Required work: Below is a block of records; repeat each one exactly.

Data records
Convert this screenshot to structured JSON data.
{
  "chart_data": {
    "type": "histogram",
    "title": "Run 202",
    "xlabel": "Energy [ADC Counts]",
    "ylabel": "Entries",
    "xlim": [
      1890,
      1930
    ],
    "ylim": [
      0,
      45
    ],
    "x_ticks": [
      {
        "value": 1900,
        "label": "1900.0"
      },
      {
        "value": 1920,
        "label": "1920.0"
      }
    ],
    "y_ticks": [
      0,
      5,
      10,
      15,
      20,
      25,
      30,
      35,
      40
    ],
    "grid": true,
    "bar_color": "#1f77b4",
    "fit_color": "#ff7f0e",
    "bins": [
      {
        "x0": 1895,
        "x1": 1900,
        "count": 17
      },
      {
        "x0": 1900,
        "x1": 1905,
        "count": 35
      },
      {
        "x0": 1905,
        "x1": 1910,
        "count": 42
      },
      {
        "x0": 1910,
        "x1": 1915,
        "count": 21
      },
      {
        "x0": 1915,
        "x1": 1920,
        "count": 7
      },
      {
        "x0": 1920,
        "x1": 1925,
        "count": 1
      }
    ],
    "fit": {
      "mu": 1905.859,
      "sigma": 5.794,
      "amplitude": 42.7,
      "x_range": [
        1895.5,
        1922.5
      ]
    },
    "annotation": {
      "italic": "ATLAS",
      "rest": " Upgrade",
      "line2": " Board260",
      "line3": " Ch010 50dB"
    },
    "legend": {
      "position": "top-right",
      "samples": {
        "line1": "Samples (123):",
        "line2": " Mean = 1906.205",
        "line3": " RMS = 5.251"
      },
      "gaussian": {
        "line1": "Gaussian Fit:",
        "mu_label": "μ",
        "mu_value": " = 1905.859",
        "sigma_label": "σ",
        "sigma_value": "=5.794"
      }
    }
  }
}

Reply to the task:
Convert this screenshot to structured JSON data.
{
  "chart_data": {
    "type": "histogram",
    "title": "Run 202",
    "xlabel": "Energy [ADC Counts]",
    "ylabel": "Entries",
    "xlim": [
      1890,
      1930
    ],
    "ylim": [
      0,
      45
    ],
    "x_ticks": [
      {
        "value": 1900,
        "label": "1900.0"
      },
      {
        "value": 1920,
        "label": "1920.0"
      }
    ],
    "y_ticks": [
      0,
      5,
      10,
      15,
      20,
      25,
      30,
      35,
      40
    ],
    "grid": true,
    "bar_color": "#1f77b4",
    "fit_color": "#ff7f0e",
    "bins": [
      {
        "x0": 1895,
        "x1": 1900,
        "count": 17
      },
      {
        "x0": 1900,
        "x1": 1905,
        "count": 35
      },
      {
        "x0": 1905,
        "x1": 1910,
        "count": 42
      },
      {
        "x0": 1910,
        "x1": 1915,
        "count": 21
      },
      {
        "x0": 1915,
        "x1": 1920,
        "count": 7
      },
      {
        "x0": 1920,
        "x1": 1925,
        "count": 1
      }
    ],
    "fit": {
      "mu": 1905.859,
      "sigma": 5.794,
      "amplitude": 42.7,
      "x_range": [
        1895.5,
        1922.5
      ]
    },
    "annotation": {
      "italic": "ATLAS",
      "rest": " Upgrade",
      "line2": " Board260",
      "line3": " Ch010 50dB"
    },
    "legend": {
      "position": "top-right",
      "samples": {
        "line1": "Samples (123):",
        "line2": " Mean = 1906.205",
        "line3": " RMS = 5.251"
      },
      "gaussian": {
        "line1": "Gaussian Fit:",
        "mu_label": "μ",
        "mu_value": " = 1905.859",
        "sigma_label": "σ",
        "sigma_value": "=5.794"
      }
    }
  }
}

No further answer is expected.